* EXERCISE DIRECTIONS: In the data below, find each line containing the string "ROBOTO" and return it.

(Dataset excerpt)

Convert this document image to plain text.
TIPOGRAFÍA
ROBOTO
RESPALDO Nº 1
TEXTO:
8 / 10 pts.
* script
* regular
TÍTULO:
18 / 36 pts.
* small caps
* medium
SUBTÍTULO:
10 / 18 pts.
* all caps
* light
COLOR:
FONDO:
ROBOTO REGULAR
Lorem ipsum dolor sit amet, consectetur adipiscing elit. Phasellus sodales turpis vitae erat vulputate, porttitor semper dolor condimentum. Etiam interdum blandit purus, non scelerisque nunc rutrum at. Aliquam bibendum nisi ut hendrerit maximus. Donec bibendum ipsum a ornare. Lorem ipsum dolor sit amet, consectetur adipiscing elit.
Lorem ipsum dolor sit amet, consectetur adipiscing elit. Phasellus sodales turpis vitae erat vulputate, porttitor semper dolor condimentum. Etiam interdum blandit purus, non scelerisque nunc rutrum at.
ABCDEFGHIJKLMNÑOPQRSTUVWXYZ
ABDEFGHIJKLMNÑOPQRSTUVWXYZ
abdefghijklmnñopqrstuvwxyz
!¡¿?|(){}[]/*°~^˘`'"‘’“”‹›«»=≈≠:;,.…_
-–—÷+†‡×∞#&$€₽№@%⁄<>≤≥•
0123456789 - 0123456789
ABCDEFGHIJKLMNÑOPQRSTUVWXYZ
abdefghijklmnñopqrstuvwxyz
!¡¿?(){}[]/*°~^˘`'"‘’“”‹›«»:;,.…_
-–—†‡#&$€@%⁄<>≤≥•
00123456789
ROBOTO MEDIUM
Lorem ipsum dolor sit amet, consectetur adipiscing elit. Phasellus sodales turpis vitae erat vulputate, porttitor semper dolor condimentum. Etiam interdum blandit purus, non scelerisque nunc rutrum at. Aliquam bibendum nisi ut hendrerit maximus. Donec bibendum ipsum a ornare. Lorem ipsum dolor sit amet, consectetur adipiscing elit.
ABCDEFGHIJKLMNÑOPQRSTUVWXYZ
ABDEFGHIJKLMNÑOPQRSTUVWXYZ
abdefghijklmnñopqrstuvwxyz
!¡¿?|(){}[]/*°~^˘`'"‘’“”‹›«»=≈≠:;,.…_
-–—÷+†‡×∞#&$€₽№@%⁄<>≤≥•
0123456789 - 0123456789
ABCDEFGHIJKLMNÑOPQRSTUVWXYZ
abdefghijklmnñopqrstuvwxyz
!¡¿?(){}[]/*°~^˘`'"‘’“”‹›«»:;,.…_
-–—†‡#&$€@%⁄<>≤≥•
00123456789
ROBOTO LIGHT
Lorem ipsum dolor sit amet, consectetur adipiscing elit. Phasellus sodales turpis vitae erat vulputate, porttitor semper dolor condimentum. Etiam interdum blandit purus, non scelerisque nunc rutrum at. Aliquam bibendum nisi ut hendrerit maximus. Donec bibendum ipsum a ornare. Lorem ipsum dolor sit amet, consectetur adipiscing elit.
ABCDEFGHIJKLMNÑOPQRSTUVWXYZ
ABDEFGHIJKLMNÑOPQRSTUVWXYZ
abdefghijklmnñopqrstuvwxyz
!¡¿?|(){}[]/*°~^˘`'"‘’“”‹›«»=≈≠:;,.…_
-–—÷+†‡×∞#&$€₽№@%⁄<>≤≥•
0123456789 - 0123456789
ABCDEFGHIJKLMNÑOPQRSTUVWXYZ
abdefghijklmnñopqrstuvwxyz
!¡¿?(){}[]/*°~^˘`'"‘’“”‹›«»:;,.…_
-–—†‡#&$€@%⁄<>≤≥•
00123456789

* FINAL ANSWER:
ROBOTO
ROBOTO REGULAR
ROBOTO MEDIUM
ROBOTO LIGHT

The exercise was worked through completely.